Collect each line holding the string "Fire".

(A run of records)

------------------------------

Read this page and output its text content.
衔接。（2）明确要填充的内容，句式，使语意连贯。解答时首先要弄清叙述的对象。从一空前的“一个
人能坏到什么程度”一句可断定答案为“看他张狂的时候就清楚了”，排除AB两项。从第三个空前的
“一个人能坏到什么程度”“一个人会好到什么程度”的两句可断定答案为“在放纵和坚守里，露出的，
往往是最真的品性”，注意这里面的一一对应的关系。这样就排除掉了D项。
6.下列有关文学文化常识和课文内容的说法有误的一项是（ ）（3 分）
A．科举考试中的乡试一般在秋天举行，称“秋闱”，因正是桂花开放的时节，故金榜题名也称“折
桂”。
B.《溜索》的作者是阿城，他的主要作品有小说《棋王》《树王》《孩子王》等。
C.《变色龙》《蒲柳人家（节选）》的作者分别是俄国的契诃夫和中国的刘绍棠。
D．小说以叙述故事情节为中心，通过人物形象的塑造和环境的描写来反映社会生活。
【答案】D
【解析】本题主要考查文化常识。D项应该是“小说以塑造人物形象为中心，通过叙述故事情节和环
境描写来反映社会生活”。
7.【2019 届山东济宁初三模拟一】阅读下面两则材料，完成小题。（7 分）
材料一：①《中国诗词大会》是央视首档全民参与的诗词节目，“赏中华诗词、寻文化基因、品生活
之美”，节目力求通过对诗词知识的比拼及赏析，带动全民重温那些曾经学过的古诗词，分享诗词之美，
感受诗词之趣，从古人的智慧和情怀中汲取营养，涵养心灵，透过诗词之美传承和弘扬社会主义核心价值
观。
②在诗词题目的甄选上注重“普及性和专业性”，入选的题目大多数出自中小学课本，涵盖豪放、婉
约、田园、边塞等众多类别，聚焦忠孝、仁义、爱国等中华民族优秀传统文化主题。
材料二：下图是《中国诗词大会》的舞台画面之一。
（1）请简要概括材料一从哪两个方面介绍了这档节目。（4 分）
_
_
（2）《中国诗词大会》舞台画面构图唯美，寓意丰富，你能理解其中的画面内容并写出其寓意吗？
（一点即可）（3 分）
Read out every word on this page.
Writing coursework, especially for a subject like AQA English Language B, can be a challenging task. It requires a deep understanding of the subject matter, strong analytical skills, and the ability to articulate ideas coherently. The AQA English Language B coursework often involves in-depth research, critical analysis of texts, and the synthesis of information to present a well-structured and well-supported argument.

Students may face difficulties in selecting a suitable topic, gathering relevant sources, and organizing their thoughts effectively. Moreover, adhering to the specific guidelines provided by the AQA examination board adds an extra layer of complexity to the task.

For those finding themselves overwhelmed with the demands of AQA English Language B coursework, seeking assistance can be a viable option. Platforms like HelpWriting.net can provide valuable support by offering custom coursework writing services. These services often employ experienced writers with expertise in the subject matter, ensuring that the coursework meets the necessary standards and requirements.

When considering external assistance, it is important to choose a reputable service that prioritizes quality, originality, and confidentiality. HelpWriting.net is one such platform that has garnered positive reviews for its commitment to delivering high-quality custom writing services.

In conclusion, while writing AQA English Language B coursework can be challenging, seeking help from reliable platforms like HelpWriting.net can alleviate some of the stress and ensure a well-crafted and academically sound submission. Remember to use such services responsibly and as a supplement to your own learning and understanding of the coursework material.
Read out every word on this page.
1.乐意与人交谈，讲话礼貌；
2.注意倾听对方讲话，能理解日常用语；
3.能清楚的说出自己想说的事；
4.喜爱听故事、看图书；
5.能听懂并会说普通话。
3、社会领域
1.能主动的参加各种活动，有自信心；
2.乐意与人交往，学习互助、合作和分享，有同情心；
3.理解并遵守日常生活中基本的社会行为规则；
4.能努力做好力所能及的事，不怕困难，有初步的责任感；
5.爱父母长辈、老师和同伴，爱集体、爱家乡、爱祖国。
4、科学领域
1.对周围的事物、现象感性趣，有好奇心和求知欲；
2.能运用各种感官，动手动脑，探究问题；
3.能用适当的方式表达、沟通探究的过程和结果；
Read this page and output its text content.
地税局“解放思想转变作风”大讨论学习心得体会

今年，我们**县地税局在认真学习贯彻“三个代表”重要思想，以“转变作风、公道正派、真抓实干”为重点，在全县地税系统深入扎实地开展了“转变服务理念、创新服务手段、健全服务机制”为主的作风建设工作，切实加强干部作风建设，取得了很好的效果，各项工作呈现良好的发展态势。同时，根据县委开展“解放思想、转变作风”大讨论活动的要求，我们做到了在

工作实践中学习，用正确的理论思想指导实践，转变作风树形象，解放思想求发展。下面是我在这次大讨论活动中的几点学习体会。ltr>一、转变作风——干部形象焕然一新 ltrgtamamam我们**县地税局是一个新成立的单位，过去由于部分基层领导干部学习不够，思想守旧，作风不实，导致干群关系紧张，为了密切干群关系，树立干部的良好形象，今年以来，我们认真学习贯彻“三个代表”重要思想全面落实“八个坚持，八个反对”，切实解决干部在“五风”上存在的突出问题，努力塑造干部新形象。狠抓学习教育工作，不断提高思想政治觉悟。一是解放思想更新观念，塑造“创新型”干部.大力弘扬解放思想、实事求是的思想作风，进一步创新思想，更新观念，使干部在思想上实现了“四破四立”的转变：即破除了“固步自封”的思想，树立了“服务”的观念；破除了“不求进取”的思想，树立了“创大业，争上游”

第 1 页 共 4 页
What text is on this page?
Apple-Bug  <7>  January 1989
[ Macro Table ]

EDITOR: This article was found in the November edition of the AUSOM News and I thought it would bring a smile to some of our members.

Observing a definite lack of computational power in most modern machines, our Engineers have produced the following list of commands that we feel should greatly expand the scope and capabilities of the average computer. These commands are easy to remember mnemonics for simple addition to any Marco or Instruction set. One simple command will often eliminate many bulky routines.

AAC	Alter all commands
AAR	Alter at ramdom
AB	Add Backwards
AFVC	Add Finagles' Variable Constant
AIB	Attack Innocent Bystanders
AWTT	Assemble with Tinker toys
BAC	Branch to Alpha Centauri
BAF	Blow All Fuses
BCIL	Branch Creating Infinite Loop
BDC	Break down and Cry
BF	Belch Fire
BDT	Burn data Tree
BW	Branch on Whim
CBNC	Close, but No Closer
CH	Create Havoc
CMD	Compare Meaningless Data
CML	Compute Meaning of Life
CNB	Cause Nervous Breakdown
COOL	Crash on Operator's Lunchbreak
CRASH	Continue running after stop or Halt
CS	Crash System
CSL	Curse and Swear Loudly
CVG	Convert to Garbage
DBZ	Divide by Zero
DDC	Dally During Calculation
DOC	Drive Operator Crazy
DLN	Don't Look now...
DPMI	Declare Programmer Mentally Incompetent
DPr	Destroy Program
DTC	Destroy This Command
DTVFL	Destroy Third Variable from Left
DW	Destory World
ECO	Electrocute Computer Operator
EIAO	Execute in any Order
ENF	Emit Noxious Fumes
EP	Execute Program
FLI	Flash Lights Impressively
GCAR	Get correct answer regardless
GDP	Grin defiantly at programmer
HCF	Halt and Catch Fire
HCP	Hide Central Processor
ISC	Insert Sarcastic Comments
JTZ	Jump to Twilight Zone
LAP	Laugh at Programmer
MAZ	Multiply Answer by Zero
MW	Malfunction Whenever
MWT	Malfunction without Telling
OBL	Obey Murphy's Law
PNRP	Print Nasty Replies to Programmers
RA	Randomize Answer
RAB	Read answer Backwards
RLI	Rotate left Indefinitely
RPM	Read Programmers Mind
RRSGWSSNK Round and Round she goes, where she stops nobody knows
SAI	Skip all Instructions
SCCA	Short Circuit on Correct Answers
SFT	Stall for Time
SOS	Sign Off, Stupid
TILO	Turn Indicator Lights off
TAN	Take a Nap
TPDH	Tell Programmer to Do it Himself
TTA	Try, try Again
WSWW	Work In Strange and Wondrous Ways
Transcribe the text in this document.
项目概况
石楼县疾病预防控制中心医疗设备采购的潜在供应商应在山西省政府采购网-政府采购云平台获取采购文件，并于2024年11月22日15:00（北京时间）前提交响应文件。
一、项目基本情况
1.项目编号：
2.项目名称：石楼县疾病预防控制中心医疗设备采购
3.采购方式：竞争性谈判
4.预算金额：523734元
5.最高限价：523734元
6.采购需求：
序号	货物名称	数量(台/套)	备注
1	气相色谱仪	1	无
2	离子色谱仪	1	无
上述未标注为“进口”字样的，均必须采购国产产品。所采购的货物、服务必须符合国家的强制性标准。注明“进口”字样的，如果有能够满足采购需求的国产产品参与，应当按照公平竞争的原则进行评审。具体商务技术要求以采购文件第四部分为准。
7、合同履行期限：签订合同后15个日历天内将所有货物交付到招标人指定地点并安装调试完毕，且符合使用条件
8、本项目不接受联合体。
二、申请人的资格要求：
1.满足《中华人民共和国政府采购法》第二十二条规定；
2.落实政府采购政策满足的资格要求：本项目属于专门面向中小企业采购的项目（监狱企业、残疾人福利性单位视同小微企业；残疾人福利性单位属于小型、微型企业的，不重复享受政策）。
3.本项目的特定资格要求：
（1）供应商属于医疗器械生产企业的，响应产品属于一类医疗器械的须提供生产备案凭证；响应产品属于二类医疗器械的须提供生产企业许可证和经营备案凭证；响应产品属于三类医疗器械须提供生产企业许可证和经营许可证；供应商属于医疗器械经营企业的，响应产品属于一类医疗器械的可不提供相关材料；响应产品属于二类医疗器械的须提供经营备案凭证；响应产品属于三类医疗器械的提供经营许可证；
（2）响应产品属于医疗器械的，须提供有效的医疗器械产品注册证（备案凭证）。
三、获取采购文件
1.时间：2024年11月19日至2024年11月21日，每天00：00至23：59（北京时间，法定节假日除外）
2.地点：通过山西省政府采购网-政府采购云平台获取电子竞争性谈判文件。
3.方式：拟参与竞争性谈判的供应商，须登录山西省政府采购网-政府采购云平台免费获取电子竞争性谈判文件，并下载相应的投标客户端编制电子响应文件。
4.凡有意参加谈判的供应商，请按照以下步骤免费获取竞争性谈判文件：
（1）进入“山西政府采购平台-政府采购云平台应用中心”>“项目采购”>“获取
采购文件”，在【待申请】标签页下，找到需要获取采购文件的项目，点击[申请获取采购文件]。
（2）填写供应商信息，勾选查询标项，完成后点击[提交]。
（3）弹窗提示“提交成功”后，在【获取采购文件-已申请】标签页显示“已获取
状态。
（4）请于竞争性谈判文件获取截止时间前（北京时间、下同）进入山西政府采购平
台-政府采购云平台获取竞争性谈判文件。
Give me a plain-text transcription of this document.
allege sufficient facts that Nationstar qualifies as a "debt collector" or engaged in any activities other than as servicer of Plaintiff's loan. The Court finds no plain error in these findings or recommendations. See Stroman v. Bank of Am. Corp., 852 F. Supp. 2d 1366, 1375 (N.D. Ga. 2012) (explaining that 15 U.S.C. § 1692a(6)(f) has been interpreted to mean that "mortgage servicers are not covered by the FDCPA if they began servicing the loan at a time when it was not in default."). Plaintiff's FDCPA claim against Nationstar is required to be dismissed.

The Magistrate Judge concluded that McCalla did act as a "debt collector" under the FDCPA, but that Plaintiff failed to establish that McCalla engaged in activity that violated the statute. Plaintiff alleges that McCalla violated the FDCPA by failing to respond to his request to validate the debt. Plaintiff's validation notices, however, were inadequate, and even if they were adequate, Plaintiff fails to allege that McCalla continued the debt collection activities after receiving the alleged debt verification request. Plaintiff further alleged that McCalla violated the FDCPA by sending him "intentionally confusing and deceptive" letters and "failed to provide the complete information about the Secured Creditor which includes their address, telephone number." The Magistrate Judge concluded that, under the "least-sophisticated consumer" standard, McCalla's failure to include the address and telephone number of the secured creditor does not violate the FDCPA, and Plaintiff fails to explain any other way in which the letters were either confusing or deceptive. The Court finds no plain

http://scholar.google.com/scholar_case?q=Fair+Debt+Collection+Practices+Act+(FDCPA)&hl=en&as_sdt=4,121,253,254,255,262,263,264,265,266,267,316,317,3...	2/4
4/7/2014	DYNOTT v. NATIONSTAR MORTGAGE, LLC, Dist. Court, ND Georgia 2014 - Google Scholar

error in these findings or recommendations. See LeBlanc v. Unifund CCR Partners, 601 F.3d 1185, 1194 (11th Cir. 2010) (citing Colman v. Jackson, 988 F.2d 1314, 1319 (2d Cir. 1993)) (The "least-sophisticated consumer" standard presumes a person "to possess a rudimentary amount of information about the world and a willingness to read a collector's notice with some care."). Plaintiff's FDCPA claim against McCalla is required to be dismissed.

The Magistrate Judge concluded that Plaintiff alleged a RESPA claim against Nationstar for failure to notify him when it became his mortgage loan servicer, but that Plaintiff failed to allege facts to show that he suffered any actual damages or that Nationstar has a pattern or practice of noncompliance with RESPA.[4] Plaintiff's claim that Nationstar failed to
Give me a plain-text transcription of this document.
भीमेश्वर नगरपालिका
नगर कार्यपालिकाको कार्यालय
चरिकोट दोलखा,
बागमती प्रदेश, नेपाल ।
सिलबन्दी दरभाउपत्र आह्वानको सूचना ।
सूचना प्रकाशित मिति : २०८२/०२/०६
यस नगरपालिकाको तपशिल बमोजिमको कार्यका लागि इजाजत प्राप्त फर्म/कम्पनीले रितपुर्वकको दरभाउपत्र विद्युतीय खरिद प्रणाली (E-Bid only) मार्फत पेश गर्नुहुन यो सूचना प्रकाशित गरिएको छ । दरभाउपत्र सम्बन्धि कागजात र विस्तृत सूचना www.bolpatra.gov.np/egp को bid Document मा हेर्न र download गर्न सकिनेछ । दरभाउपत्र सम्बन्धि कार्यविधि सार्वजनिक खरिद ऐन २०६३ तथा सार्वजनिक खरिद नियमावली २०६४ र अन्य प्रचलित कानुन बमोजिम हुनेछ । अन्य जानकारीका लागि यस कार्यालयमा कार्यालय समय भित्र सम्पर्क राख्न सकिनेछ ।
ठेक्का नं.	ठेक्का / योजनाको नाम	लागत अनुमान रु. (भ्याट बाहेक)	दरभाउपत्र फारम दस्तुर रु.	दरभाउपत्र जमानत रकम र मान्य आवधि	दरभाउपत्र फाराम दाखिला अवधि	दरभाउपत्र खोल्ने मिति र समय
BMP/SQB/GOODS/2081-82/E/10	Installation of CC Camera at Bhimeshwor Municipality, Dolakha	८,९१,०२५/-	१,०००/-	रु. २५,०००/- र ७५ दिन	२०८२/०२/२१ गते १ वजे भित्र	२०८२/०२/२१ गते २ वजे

------------------------------

> _Finished exercise_
BF	Belch Fire
HCF	Halt and Catch Fire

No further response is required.